## SELECTED TEXT:

>> BEGIN

= Fantasy Glades =

Theme park in Port Macquarie, Australia

Fantasy Glades was a small theme park which operated until 28 April 2002 in Port Macquarie, Australia, due to the age and ill-health of partners and park operators George and Pat Spry, and because of economic concerns. The park operated for 35 years in its rainforest setting, catering by to a child-friendly clientele.

== History ==

Fantasy Glades was opened in 1968 by George and Rosemary Whitaker. In 1986, the park was sold to The Spry family and Brian Hutchinson, who operated the park until its closure in 2002, due to the age and ill-health of partners and park operators George and Pat Spry, and because of economic concerns. Some of the rides and attractions have since been purchased by Tony Williams who has plans to reopen the park in a new location on the Hastings River. As of 2006, this idea appears to be on hiatus.

Fantasy Glades was located at 44 Parklands Cl, Port Macquarie.

On 17 March 2008, the parkland became available to buy. The parkland is the only landsite of its kind in the beach side area of Port Macquarie.

Shane and Karen Hay of Queensland purchased the Fantasy Glades property in 2009 with the intent of re-opening the park in the near future, pending the necessary council approvals and funds permitting.

The Fantasy Glades site was purchased by Jeff Crowe in 2015. It is currently undergoing renovation and Council Approval processes with the aim of creating new environmentally friendly accommodation options for tourist's and traveler's to the Port Macquarie Region.

Jagwar Ma's debut album cover 'Howlin'' features the band's Jono Ma and his brother, director Dave Ma, in front of the Dragon.

==Attractions==

Dragon at Fantasy Glades, before park closure

- Cinderella's Castle – a large pink castle with a walk-through attraction featuring life-size mannequins behind glass windows depicting the story of Cinderella. You would press a button at each window to light and animate the scene. One memorable scene featured the transformation of Cinderellas gown from rags to ball gown. The walkthrough led upstairs through the castle as well, including an outside section where you could stop and observe the park from the castle parapet. There was a side-section of the castle that had an arched tunnel the train-ride would pass through accompanied by coloured lights. At night this served as a parking garage where the train could be safely locked up.

>> END

## DATASET EXCERPT:
>> BEGIN

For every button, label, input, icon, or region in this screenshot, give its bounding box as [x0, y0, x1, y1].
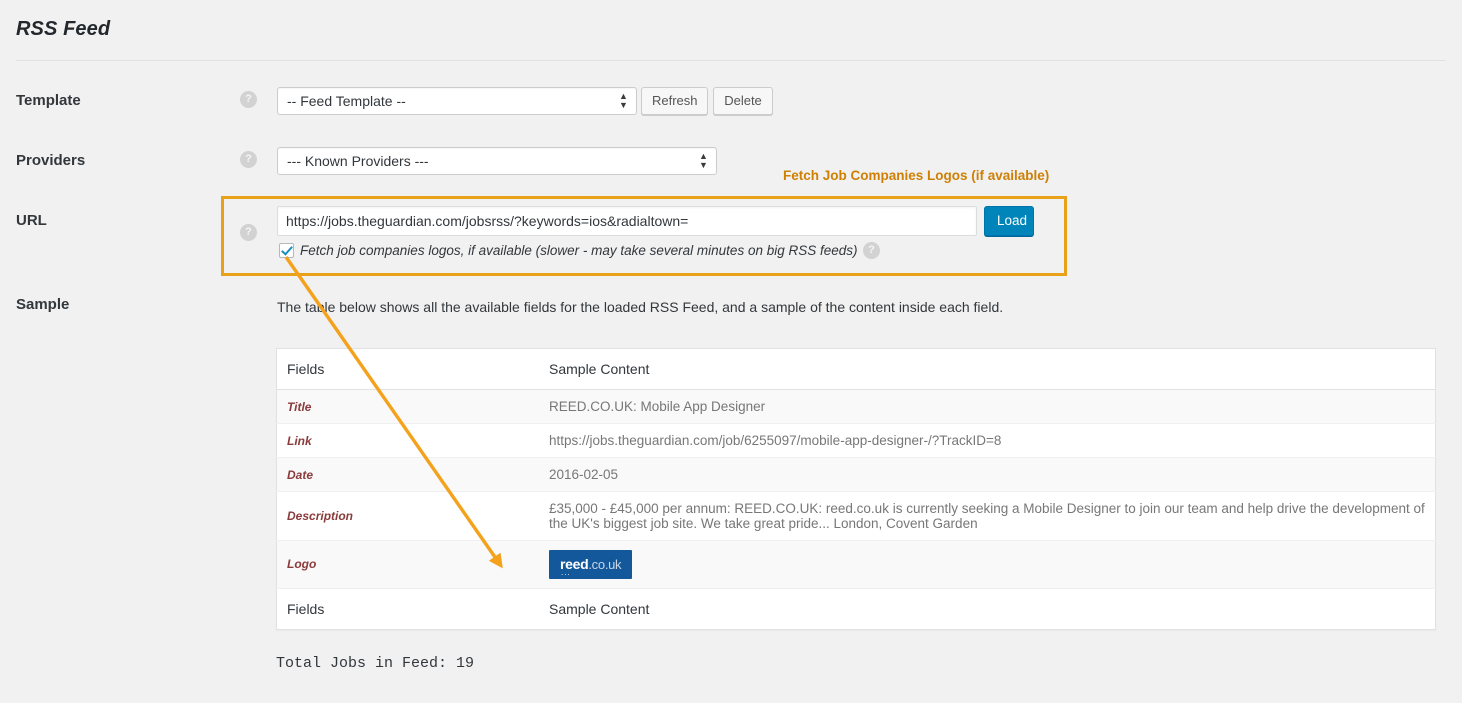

>> END

## WORK TO DO:
A. Reproduce the part of the Fantasy Glades text starting at "Shane and Karen" and ending at "Port Macquarie Region.".
B. Answer these questions from the Fantasy Glades text:
(i) Who opened the park in 1968?
(ii) Who bought the site in 2015?
(iii) What color is Cinderella's Castle?
The lines aren't needed here.

## OUTPUTS FOR THE TASKS:
A.
Shane and Karen Hay of Queensland purchased the Fantasy Glades property in 2009 with the intent of re-opening the park in the near future, pending the necessary council approvals and funds permitting.

The Fantasy Glades site was purchased by Jeff Crowe in 2015. It is currently undergoing renovation and Council Approval processes with the aim of creating new environmentally friendly accommodation options for tourist's and traveler's to the Port Macquarie Region.

B.
(i) George and Rosemary Whitaker
(ii) Jeff Crowe
(iii) Pink